- Task directions
Your task is to copy the listing exactly, with the pictures left out.

- Record excerpts

──────

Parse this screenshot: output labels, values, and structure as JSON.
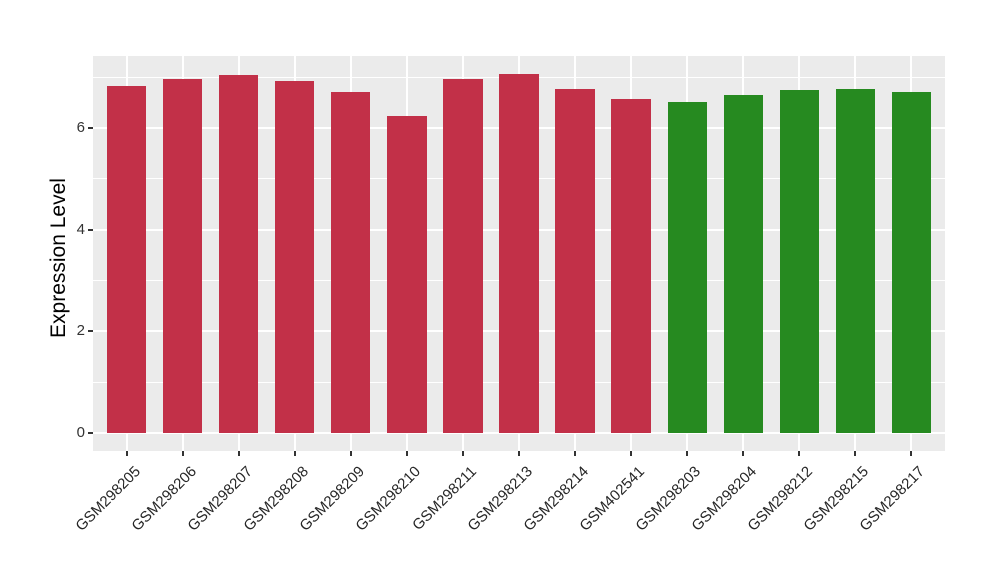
{
  "figure": {
    "background": "#FFFFFF",
    "panel_background": "#EBEBEB",
    "gridline_color": "#FFFFFF",
    "tick_mark_color": "#333333",
    "axis_text_color": "#333333",
    "axis_title_color": "#000000"
  },
  "chart_data": {
    "type": "bar",
    "title": "",
    "xlabel": "",
    "ylabel": "Expression Level",
    "ylim": [
      0,
      7.42
    ],
    "yticks": [
      0,
      2,
      4,
      6
    ],
    "yticks_minor": [
      1,
      3,
      5,
      7
    ],
    "grid": "white major and minor horizontal gridlines plus vertical gridline at each category, on gray panel",
    "legend_position": "none",
    "categories": [
      "GSM298205",
      "GSM298206",
      "GSM298207",
      "GSM298208",
      "GSM298209",
      "GSM298210",
      "GSM298211",
      "GSM298213",
      "GSM298214",
      "GSM402541",
      "GSM298203",
      "GSM298204",
      "GSM298212",
      "GSM298215",
      "GSM298217"
    ],
    "series": [
      {
        "name": "Expression Level",
        "values": [
          6.83,
          6.97,
          7.04,
          6.93,
          6.71,
          6.23,
          6.97,
          7.06,
          6.77,
          6.58,
          6.52,
          6.66,
          6.76,
          6.77,
          6.71
        ]
      }
    ],
    "bar_colors": [
      "#C23048",
      "#C23048",
      "#C23048",
      "#C23048",
      "#C23048",
      "#C23048",
      "#C23048",
      "#C23048",
      "#C23048",
      "#C23048",
      "#268A20",
      "#268A20",
      "#268A20",
      "#268A20",
      "#268A20"
    ],
    "group_colors": {
      "red_group": "#C23048",
      "green_group": "#268A20"
    }
  }
}
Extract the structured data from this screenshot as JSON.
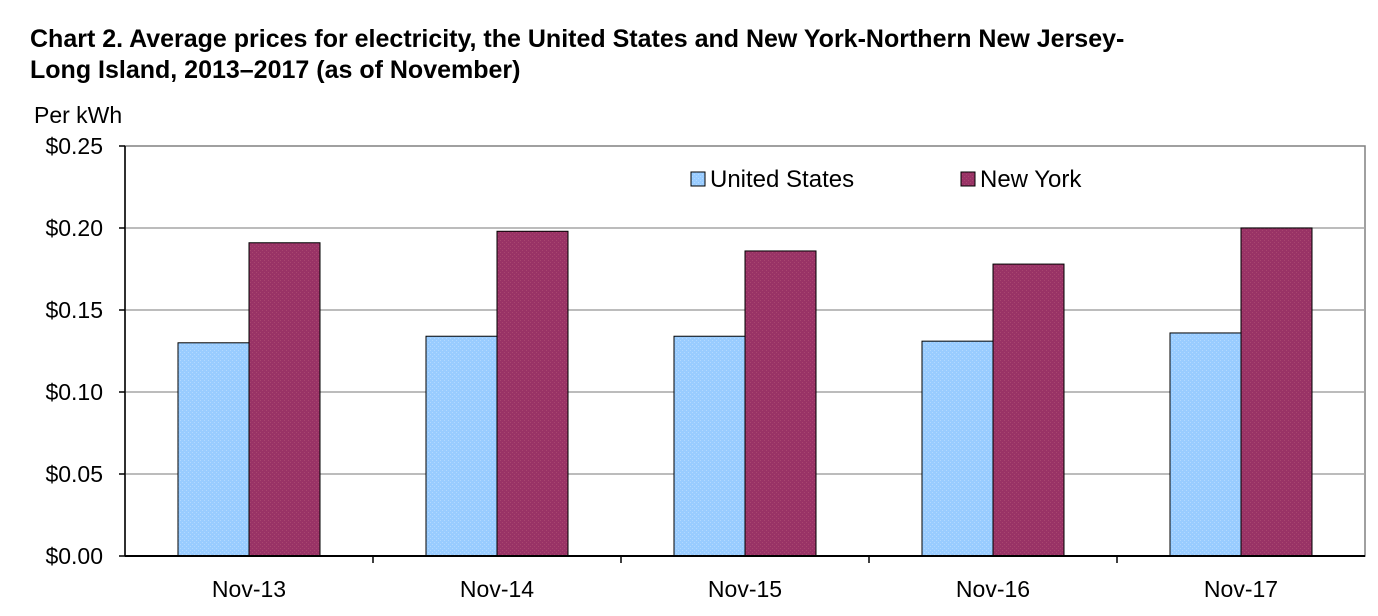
{
  "chart_data": {
    "type": "bar",
    "title_lines": [
      "Chart 2. Average prices for electricity, the United States and New York-Northern New Jersey-",
      "Long Island, 2013–2017 (as of November)"
    ],
    "ylabel": "Per kWh",
    "xlabel": "",
    "categories": [
      "Nov-13",
      "Nov-14",
      "Nov-15",
      "Nov-16",
      "Nov-17"
    ],
    "series": [
      {
        "name": "United States",
        "color": "#99ccff",
        "values": [
          0.13,
          0.134,
          0.134,
          0.131,
          0.136
        ]
      },
      {
        "name": "New York",
        "color": "#993366",
        "values": [
          0.191,
          0.198,
          0.186,
          0.178,
          0.2
        ]
      }
    ],
    "ylim": [
      0,
      0.25
    ],
    "yticks": [
      0.25,
      0.2,
      0.15,
      0.1,
      0.05,
      0.0
    ],
    "ytick_labels": [
      "$0.25",
      "$0.20",
      "$0.15",
      "$0.10",
      "$0.05",
      "$0.00"
    ],
    "grid": true,
    "legend_position": "top-right"
  }
}
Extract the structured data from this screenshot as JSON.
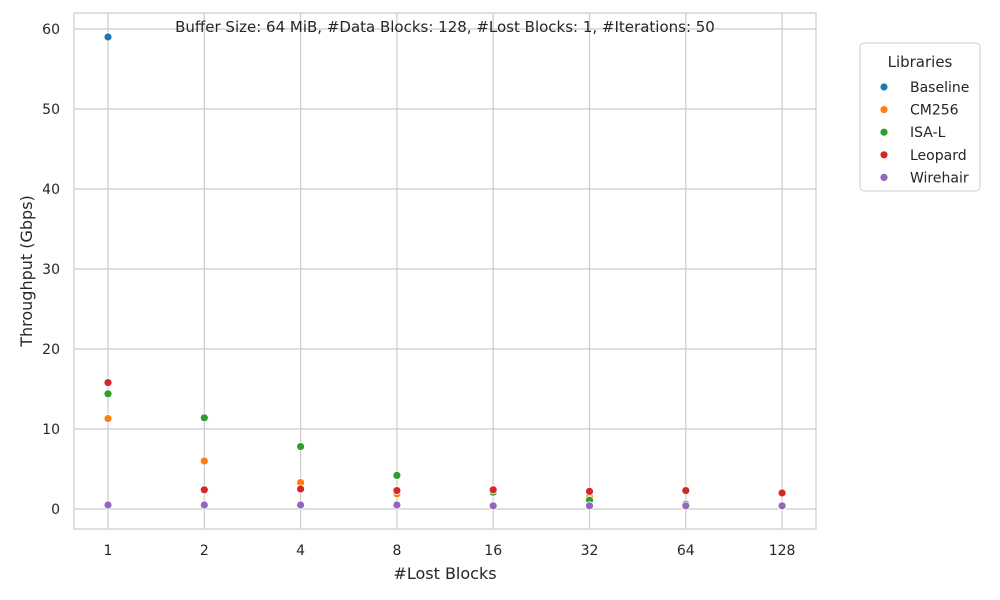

──────

- Response to the task
Parse this screenshot: output labels, values, and structure as JSON.
{
  "figure": {
    "background": "#FFFFFF",
    "panel_background": "#EBEBEB",
    "gridline_color": "#FFFFFF",
    "tick_mark_color": "#333333",
    "axis_text_color": "#333333",
    "axis_title_color": "#000000"
  },
  "chart_data": {
    "type": "bar",
    "title": "",
    "xlabel": "",
    "ylabel": "Expression Level",
    "ylim": [
      0,
      7.42
    ],
    "yticks": [
      0,
      2,
      4,
      6
    ],
    "yticks_minor": [
      1,
      3,
      5,
      7
    ],
    "grid": "white major and minor horizontal gridlines plus vertical gridline at each category, on gray panel",
    "legend_position": "none",
    "categories": [
      "GSM298205",
      "GSM298206",
      "GSM298207",
      "GSM298208",
      "GSM298209",
      "GSM298210",
      "GSM298211",
      "GSM298213",
      "GSM298214",
      "GSM402541",
      "GSM298203",
      "GSM298204",
      "GSM298212",
      "GSM298215",
      "GSM298217"
    ],
    "series": [
      {
        "name": "Expression Level",
        "values": [
          6.83,
          6.97,
          7.04,
          6.93,
          6.71,
          6.23,
          6.97,
          7.06,
          6.77,
          6.58,
          6.52,
          6.66,
          6.76,
          6.77,
          6.71
        ]
      }
    ],
    "bar_colors": [
      "#C23048",
      "#C23048",
      "#C23048",
      "#C23048",
      "#C23048",
      "#C23048",
      "#C23048",
      "#C23048",
      "#C23048",
      "#C23048",
      "#268A20",
      "#268A20",
      "#268A20",
      "#268A20",
      "#268A20"
    ],
    "group_colors": {
      "red_group": "#C23048",
      "green_group": "#268A20"
    }
  }
}
Extract the structured data from this screenshot as JSON.
{
  "chart_data": {
    "type": "bar",
    "title_lines": [
      "Chart 2. Average prices for electricity, the United States and New York-Northern New Jersey-",
      "Long Island, 2013–2017 (as of November)"
    ],
    "ylabel": "Per kWh",
    "xlabel": "",
    "categories": [
      "Nov-13",
      "Nov-14",
      "Nov-15",
      "Nov-16",
      "Nov-17"
    ],
    "series": [
      {
        "name": "United States",
        "color": "#99ccff",
        "values": [
          0.13,
          0.134,
          0.134,
          0.131,
          0.136
        ]
      },
      {
        "name": "New York",
        "color": "#993366",
        "values": [
          0.191,
          0.198,
          0.186,
          0.178,
          0.2
        ]
      }
    ],
    "ylim": [
      0,
      0.25
    ],
    "yticks": [
      0.25,
      0.2,
      0.15,
      0.1,
      0.05,
      0.0
    ],
    "ytick_labels": [
      "$0.25",
      "$0.20",
      "$0.15",
      "$0.10",
      "$0.05",
      "$0.00"
    ],
    "grid": true,
    "legend_position": "top-right"
  }
}
Extract the structured data from this screenshot as JSON.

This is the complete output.